DATA SHOWN:
>> START

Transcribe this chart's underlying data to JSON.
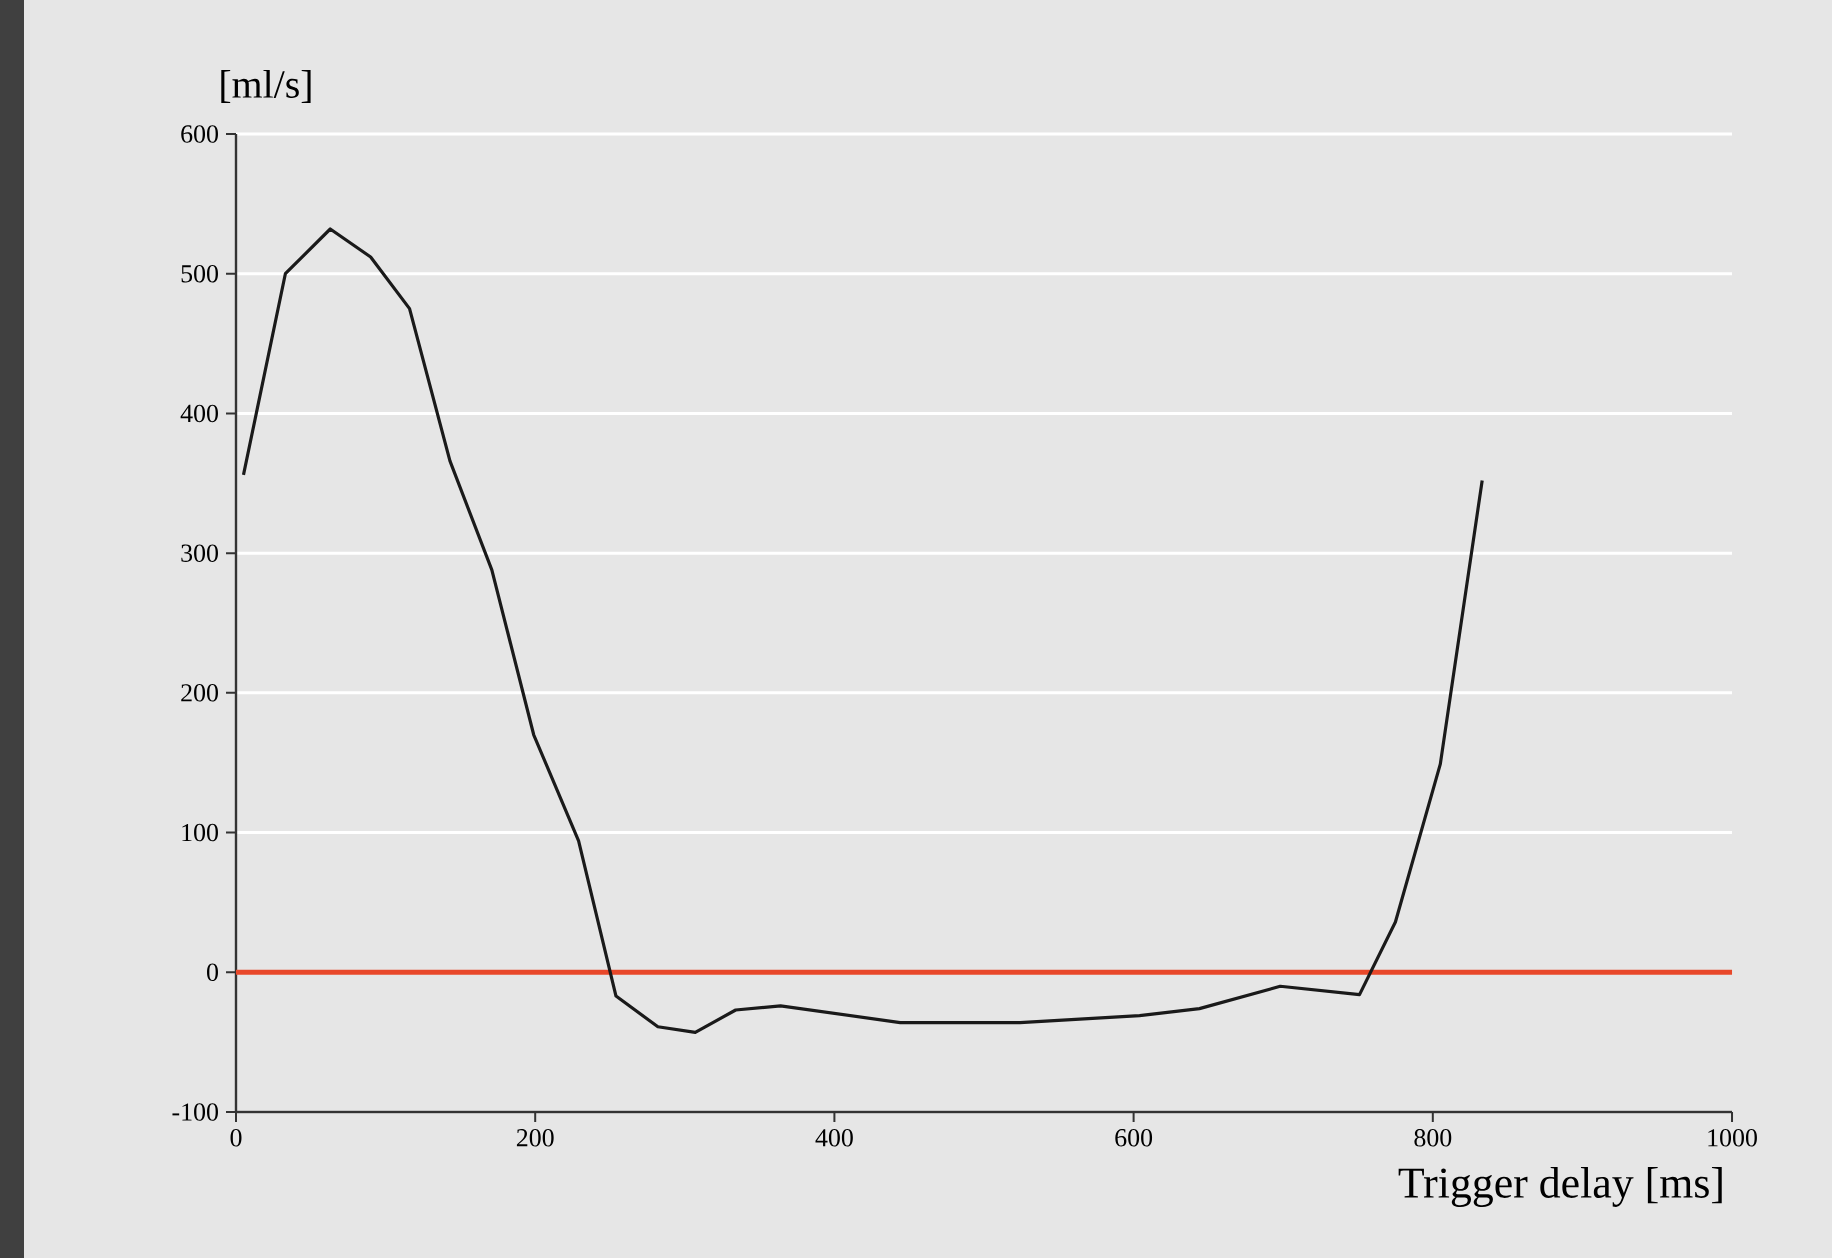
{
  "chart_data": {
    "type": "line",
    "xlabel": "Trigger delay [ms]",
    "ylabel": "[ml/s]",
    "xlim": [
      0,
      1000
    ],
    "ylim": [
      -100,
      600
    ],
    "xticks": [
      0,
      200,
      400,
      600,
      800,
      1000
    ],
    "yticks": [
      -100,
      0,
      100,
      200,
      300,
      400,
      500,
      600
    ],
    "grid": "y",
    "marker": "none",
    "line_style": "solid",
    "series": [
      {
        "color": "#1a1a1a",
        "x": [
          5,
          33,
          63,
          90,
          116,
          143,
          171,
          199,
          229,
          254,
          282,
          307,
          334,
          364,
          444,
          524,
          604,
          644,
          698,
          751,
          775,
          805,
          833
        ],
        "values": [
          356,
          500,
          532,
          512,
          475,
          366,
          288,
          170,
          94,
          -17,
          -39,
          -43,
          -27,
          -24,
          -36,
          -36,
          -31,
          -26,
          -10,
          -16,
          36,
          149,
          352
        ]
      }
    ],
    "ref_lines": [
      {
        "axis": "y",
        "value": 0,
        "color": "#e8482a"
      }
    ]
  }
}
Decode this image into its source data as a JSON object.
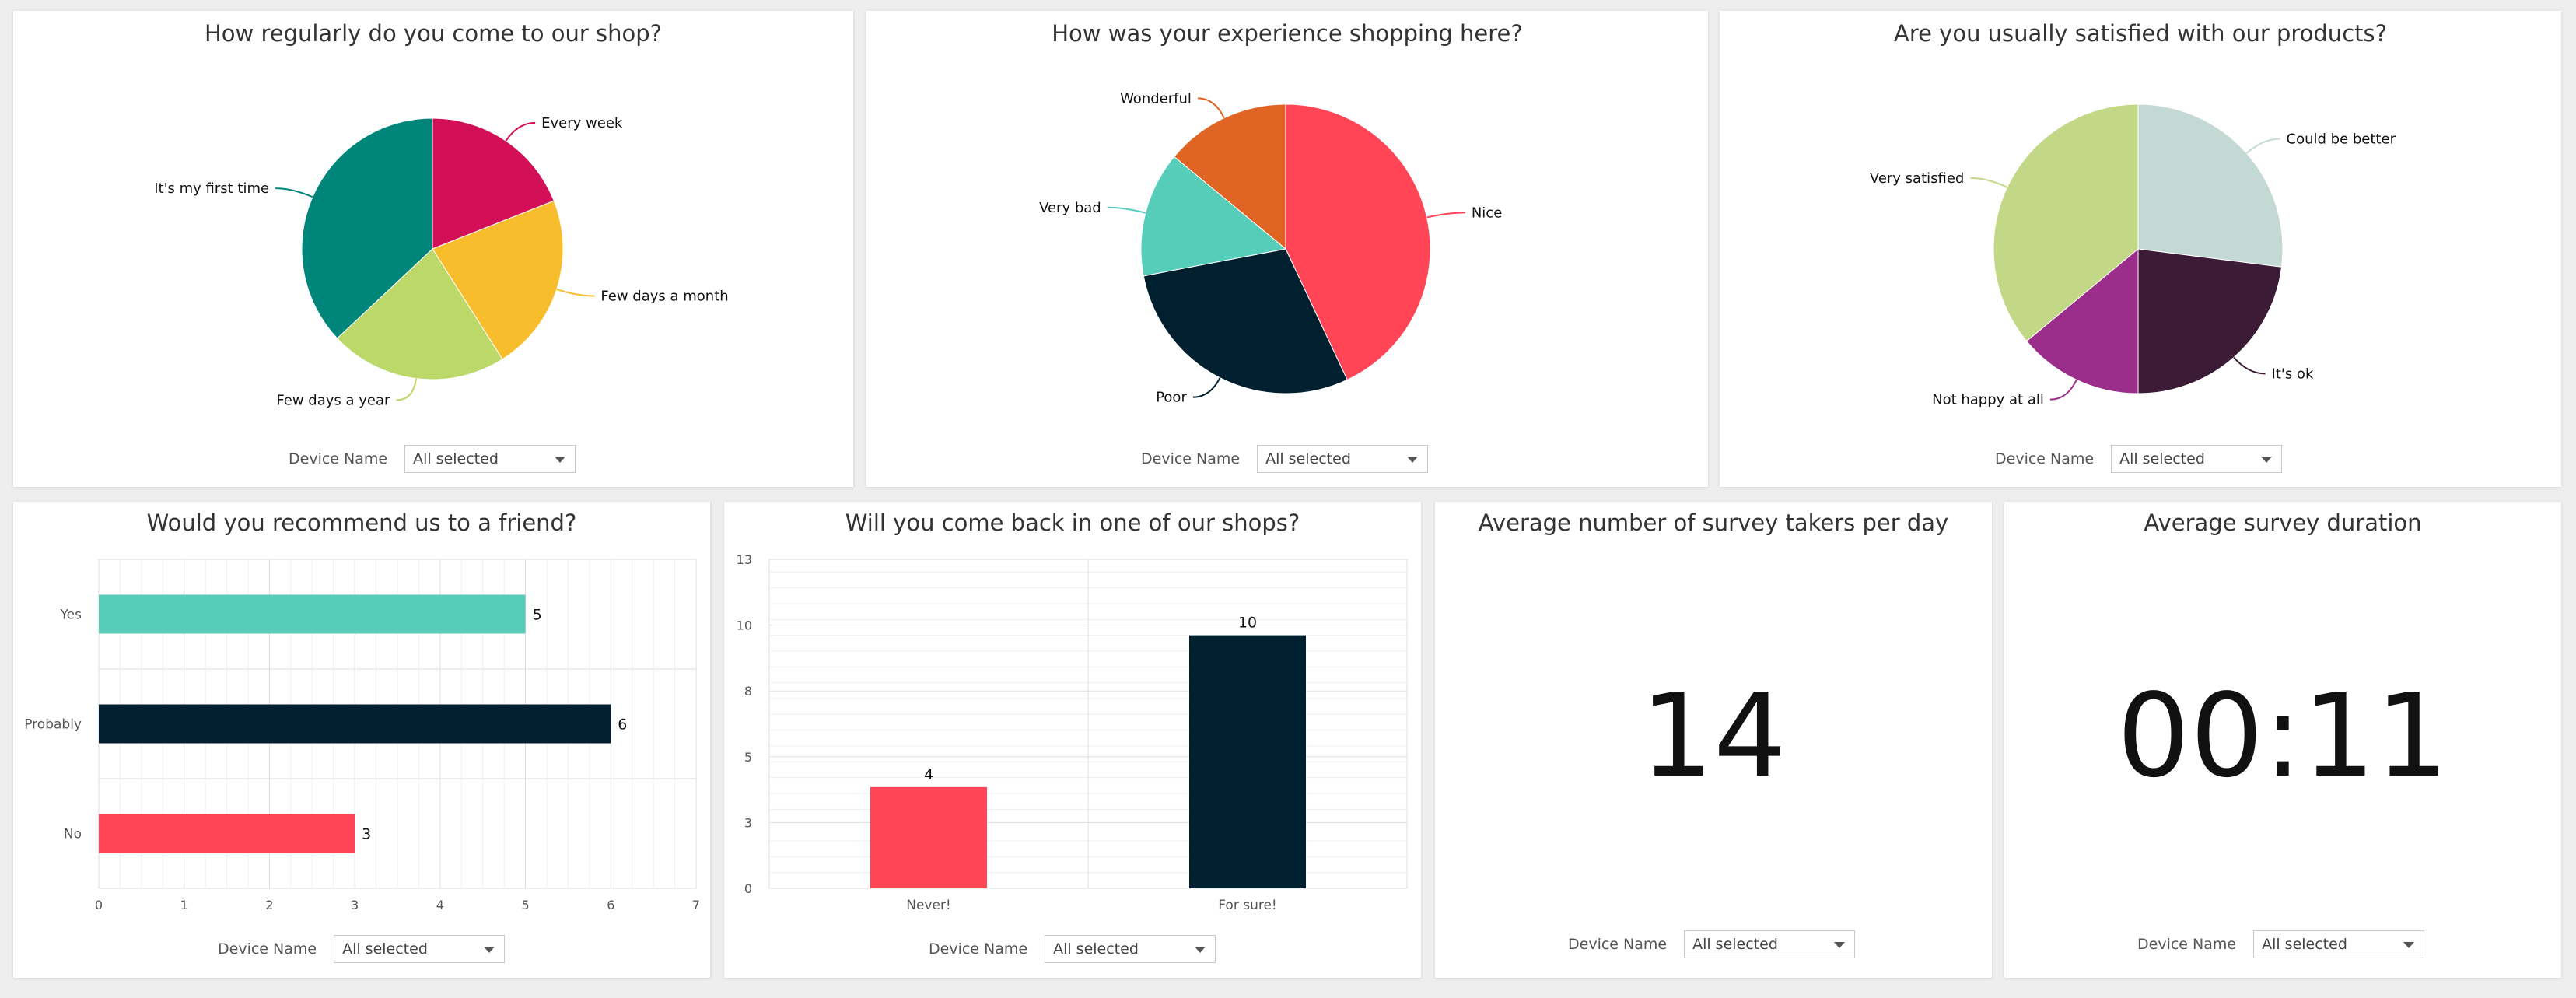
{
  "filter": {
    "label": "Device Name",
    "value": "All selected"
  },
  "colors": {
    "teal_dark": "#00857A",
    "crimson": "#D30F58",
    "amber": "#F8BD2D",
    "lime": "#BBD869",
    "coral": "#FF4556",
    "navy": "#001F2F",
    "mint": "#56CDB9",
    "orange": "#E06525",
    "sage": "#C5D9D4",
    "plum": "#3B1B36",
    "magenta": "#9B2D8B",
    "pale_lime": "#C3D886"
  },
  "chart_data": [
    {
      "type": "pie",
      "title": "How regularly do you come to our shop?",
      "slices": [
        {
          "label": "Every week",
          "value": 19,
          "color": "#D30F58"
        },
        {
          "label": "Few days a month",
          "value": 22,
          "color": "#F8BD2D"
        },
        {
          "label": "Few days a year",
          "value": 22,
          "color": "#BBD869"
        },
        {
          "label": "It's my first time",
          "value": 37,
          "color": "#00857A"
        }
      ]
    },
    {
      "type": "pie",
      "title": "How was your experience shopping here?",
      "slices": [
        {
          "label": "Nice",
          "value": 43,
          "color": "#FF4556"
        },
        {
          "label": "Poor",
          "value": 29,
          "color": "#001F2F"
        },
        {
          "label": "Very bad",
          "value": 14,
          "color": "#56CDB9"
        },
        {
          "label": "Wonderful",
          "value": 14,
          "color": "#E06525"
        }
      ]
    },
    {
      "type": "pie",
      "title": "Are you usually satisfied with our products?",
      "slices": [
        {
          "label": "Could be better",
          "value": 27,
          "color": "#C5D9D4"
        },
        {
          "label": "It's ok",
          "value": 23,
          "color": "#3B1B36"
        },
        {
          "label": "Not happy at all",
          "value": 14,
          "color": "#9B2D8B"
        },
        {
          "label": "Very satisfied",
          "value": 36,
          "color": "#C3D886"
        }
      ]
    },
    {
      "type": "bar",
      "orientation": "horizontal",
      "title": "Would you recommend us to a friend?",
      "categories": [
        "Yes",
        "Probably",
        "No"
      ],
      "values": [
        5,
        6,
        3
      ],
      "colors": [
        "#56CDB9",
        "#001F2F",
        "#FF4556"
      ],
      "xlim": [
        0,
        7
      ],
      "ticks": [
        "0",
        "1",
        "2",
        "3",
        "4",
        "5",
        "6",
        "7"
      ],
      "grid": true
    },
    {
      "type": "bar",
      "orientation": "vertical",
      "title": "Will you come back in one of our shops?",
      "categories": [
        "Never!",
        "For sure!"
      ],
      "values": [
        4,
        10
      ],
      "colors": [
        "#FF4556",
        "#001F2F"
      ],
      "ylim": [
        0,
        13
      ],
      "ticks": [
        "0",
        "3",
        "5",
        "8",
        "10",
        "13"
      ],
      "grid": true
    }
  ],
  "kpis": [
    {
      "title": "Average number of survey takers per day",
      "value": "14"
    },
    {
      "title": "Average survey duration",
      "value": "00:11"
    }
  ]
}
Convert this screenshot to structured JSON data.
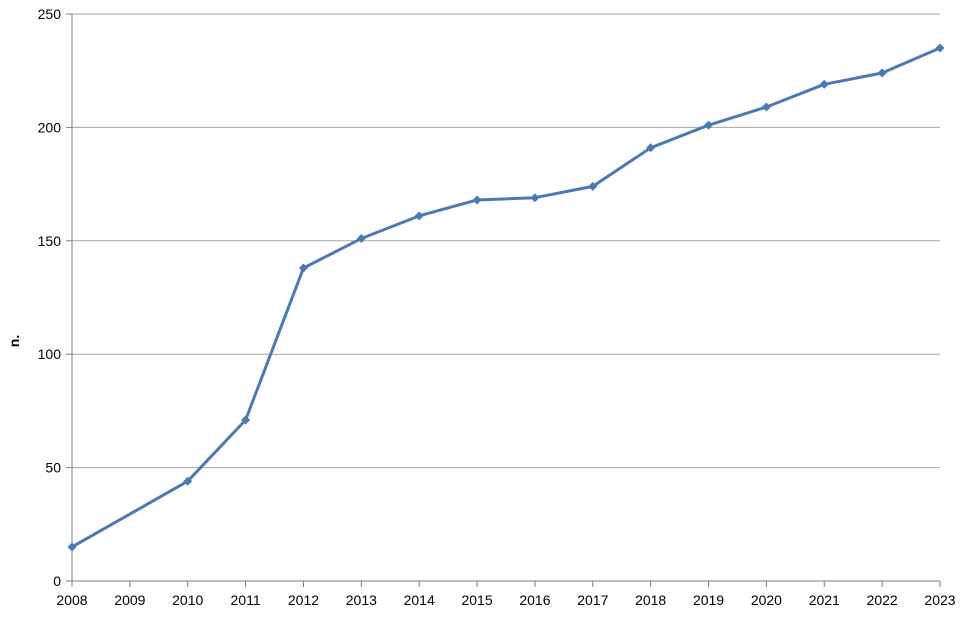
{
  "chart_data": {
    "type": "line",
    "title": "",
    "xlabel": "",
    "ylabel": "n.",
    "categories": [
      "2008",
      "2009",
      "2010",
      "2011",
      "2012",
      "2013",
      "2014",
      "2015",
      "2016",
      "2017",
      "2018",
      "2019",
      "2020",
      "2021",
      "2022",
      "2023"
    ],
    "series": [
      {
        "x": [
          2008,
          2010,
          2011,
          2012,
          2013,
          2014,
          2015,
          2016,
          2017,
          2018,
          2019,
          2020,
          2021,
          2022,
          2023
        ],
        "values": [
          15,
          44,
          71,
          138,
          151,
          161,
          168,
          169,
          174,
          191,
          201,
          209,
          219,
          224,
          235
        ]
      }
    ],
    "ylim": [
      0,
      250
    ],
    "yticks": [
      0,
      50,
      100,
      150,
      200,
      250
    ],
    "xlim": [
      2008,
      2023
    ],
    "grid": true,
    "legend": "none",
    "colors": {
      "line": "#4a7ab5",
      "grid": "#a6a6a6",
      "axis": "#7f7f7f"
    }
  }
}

>> END

PROBLEM:
Reproduce precisely the lines of the entries above, from the one containing "Convert this screenshot" through the final one, both ends included, and omit the pictures.

OUTPUT BELOW:
Convert this screenshot to structured JSON data.
{
  "chart_data": {
    "type": "line",
    "title": "",
    "xlabel": "",
    "ylabel": "n.",
    "categories": [
      "2008",
      "2009",
      "2010",
      "2011",
      "2012",
      "2013",
      "2014",
      "2015",
      "2016",
      "2017",
      "2018",
      "2019",
      "2020",
      "2021",
      "2022",
      "2023"
    ],
    "series": [
      {
        "x": [
          2008,
          2010,
          2011,
          2012,
          2013,
          2014,
          2015,
          2016,
          2017,
          2018,
          2019,
          2020,
          2021,
          2022,
          2023
        ],
        "values": [
          15,
          44,
          71,
          138,
          151,
          161,
          168,
          169,
          174,
          191,
          201,
          209,
          219,
          224,
          235
        ]
      }
    ],
    "ylim": [
      0,
      250
    ],
    "yticks": [
      0,
      50,
      100,
      150,
      200,
      250
    ],
    "xlim": [
      2008,
      2023
    ],
    "grid": true,
    "legend": "none",
    "colors": {
      "line": "#4a7ab5",
      "grid": "#a6a6a6",
      "axis": "#7f7f7f"
    }
  }
}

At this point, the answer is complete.